Problem –
Pictures stay out of the copy; restate everything else in the material exactly.

----

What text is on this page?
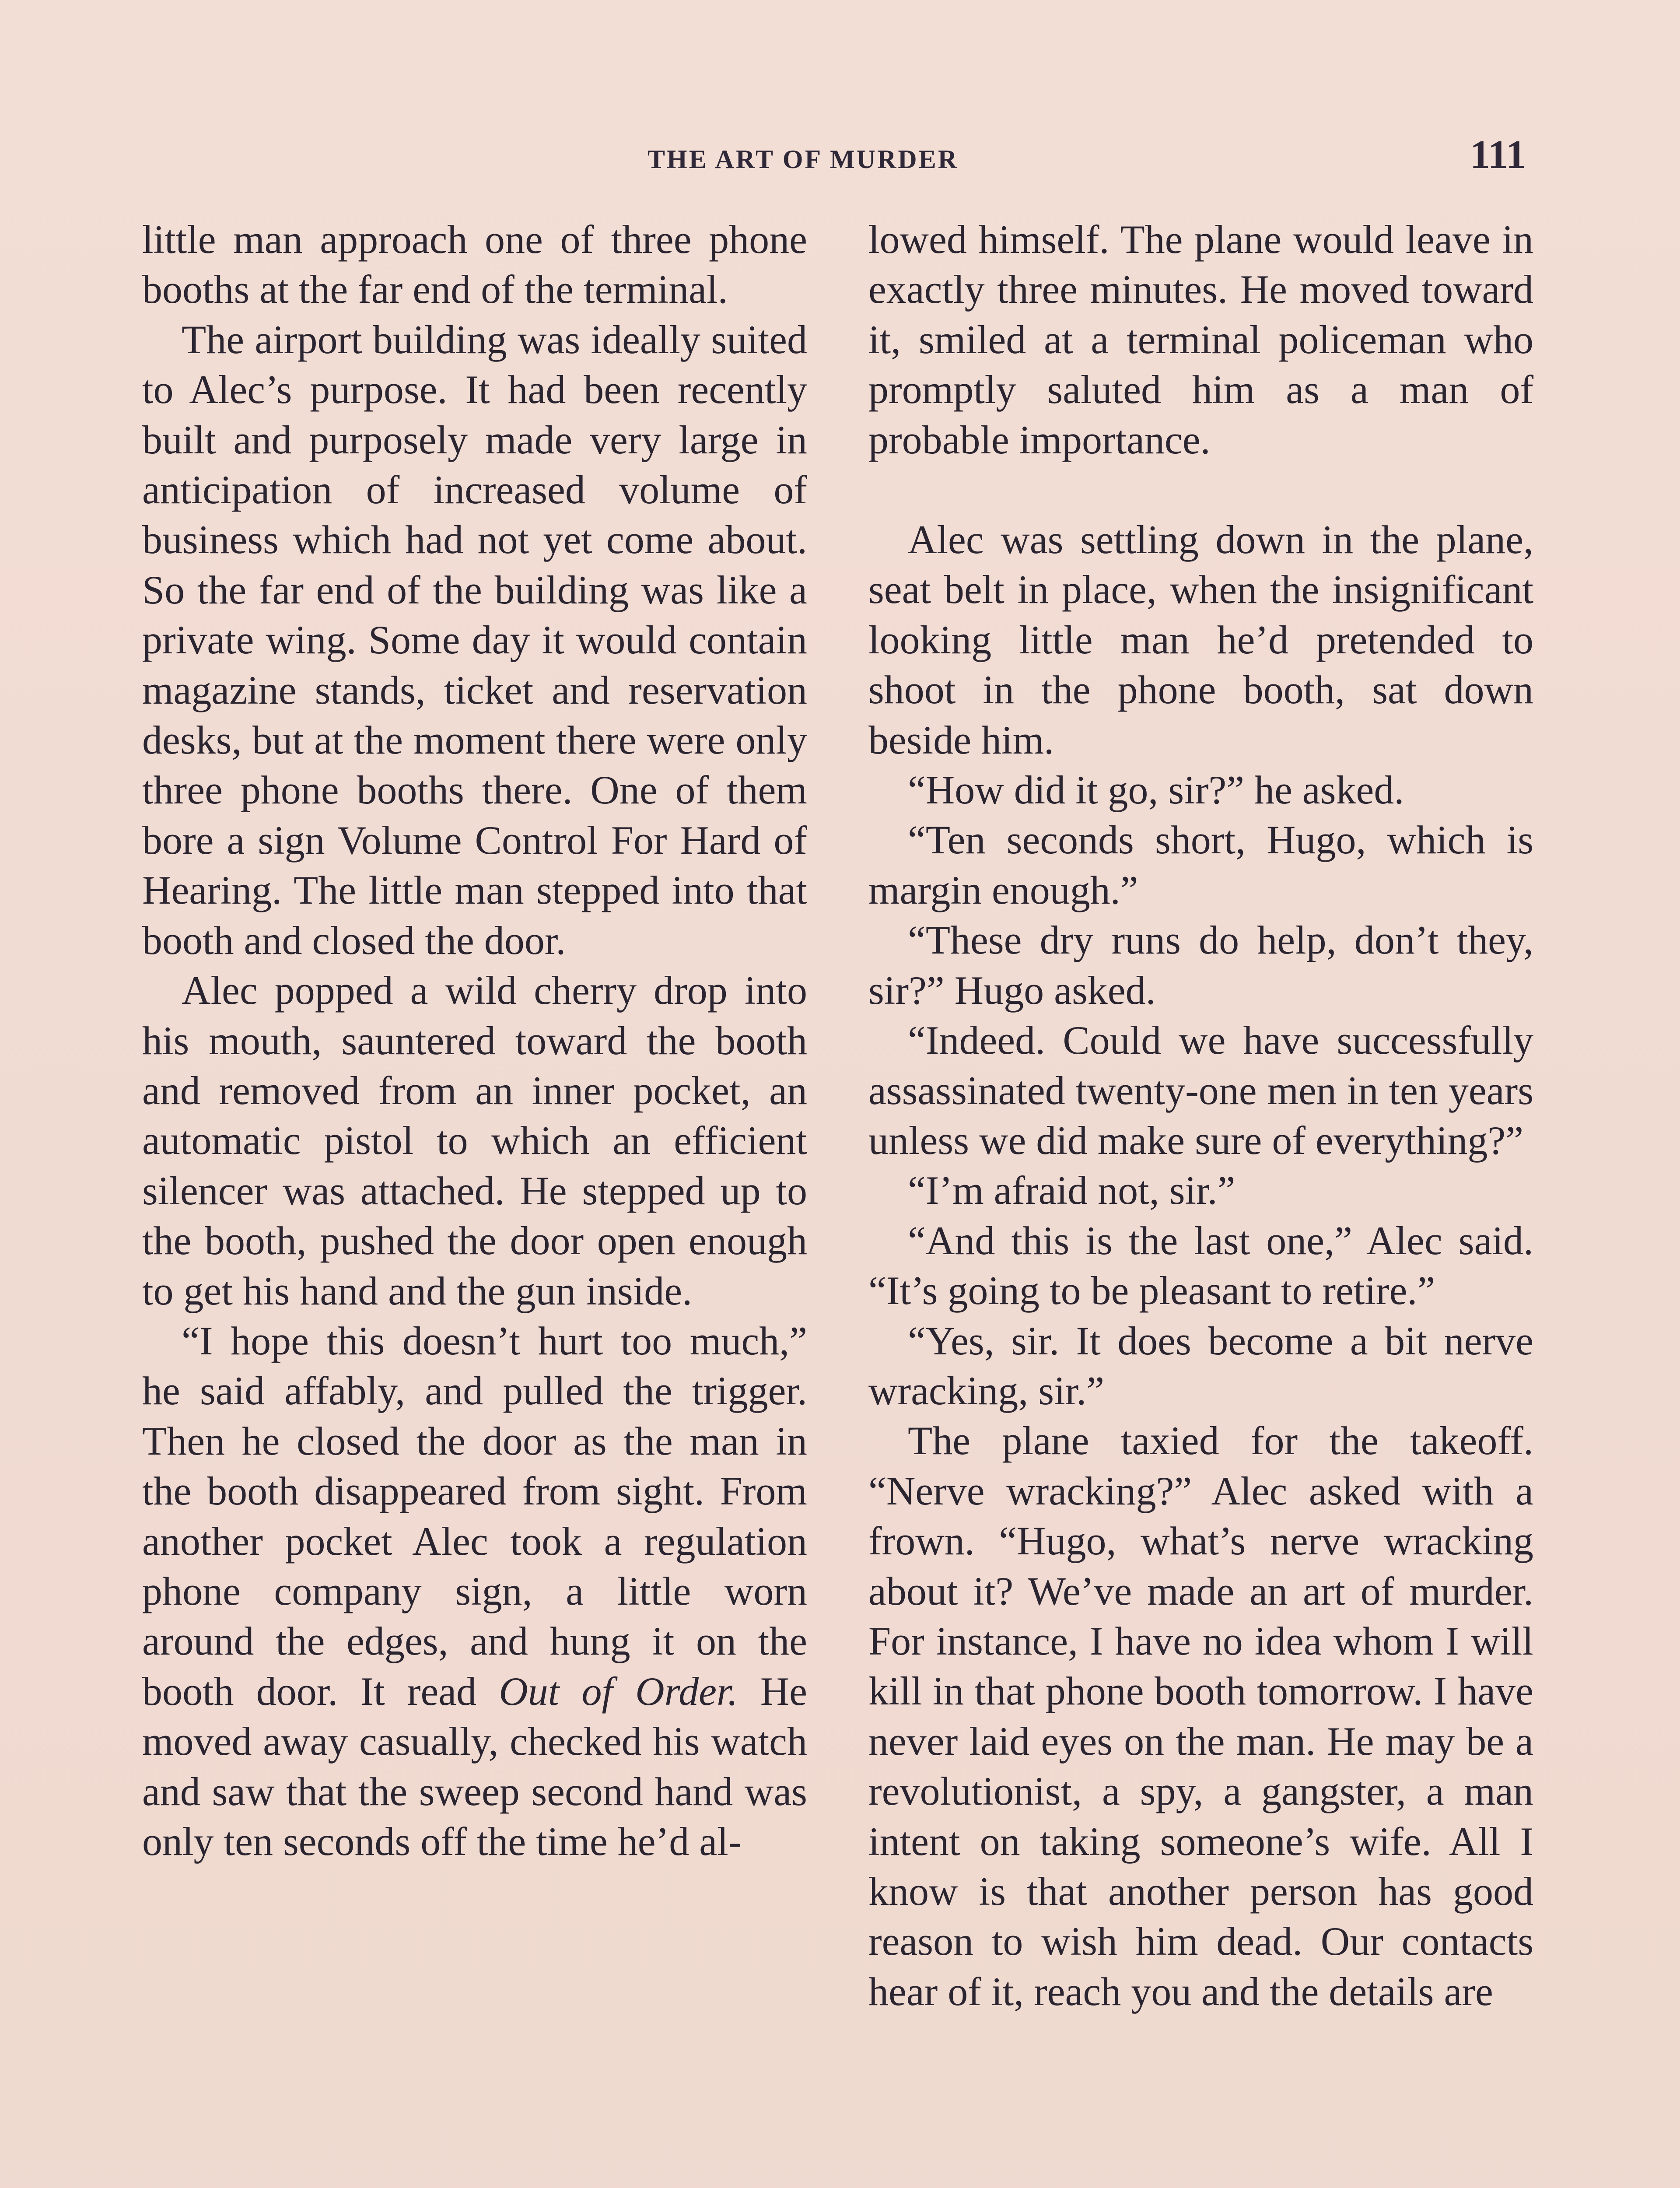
THE ART OF MURDER	111

little man approach one of three phone booths at the far end of the terminal.

The airport building was ideally suited to Alec’s purpose. It had been recently built and purposely made very large in anticipation of increased volume of business which had not yet come about. So the far end of the building was like a private wing. Some day it would contain magazine stands, ticket and reservation desks, but at the moment there were only three phone booths there. One of them bore a sign Volume Control For Hard of Hearing. The little man stepped into that booth and closed the door.

Alec popped a wild cherry drop into his mouth, sauntered toward the booth and removed from an inner pocket, an automatic pistol to which an efficient silencer was attached. He stepped up to the booth, pushed the door open enough to get his hand and the gun inside.

“I hope this doesn’t hurt too much,” he said affably, and pulled the trigger. Then he closed the door as the man in the booth disappeared from sight. From another pocket Alec took a regulation phone company sign, a little worn around the edges, and hung it on the booth door. It read Out of Order. He moved away casually, checked his watch and saw that the sweep second hand was only ten seconds off the time he’d al-

lowed himself. The plane would leave in exactly three minutes. He moved toward it, smiled at a terminal policeman who promptly saluted him as a man of probable importance.

Alec was settling down in the plane, seat belt in place, when the insignificant looking little man he’d pretended to shoot in the phone booth, sat down beside him.

“How did it go, sir?” he asked.

“Ten seconds short, Hugo, which is margin enough.”

“These dry runs do help, don’t they, sir?” Hugo asked.

“Indeed. Could we have successfully assassinated twenty-one men in ten years unless we did make sure of everything?”

“I’m afraid not, sir.”

“And this is the last one,” Alec said. “It’s going to be pleasant to retire.”

“Yes, sir. It does become a bit nerve wracking, sir.”

The plane taxied for the takeoff. “Nerve wracking?” Alec asked with a frown. “Hugo, what’s nerve wracking about it? We’ve made an art of murder. For instance, I have no idea whom I will kill in that phone booth tomorrow. I have never laid eyes on the man. He may be a revolutionist, a spy, a gangster, a man intent on taking someone’s wife. All I know is that another person has good reason to wish him dead. Our contacts hear of it, reach you and the details are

----

Exercise output –
What text is on this page?
THE ART OF MURDER	111

little man approach one of three phone booths at the far end of the terminal.

The airport building was ideally suited to Alec’s purpose. It had been recently built and purposely made very large in anticipation of increased volume of business which had not yet come about. So the far end of the building was like a private wing. Some day it would contain magazine stands, ticket and reservation desks, but at the moment there were only three phone booths there. One of them bore a sign Volume Control For Hard of Hearing. The little man stepped into that booth and closed the door.

Alec popped a wild cherry drop into his mouth, sauntered toward the booth and removed from an inner pocket, an automatic pistol to which an efficient silencer was attached. He stepped up to the booth, pushed the door open enough to get his hand and the gun inside.

“I hope this doesn’t hurt too much,” he said affably, and pulled the trigger. Then he closed the door as the man in the booth disappeared from sight. From another pocket Alec took a regulation phone company sign, a little worn around the edges, and hung it on the booth door. It read Out of Order. He moved away casually, checked his watch and saw that the sweep second hand was only ten seconds off the time he’d al-

lowed himself. The plane would leave in exactly three minutes. He moved toward it, smiled at a terminal policeman who promptly saluted him as a man of probable importance.

Alec was settling down in the plane, seat belt in place, when the insignificant looking little man he’d pretended to shoot in the phone booth, sat down beside him.

“How did it go, sir?” he asked.

“Ten seconds short, Hugo, which is margin enough.”

“These dry runs do help, don’t they, sir?” Hugo asked.

“Indeed. Could we have successfully assassinated twenty-one men in ten years unless we did make sure of everything?”

“I’m afraid not, sir.”

“And this is the last one,” Alec said. “It’s going to be pleasant to retire.”

“Yes, sir. It does become a bit nerve wracking, sir.”

The plane taxied for the takeoff. “Nerve wracking?” Alec asked with a frown. “Hugo, what’s nerve wracking about it? We’ve made an art of murder. For instance, I have no idea whom I will kill in that phone booth tomorrow. I have never laid eyes on the man. He may be a revolutionist, a spy, a gangster, a man intent on taking someone’s wife. All I know is that another person has good reason to wish him dead. Our contacts hear of it, reach you and the details are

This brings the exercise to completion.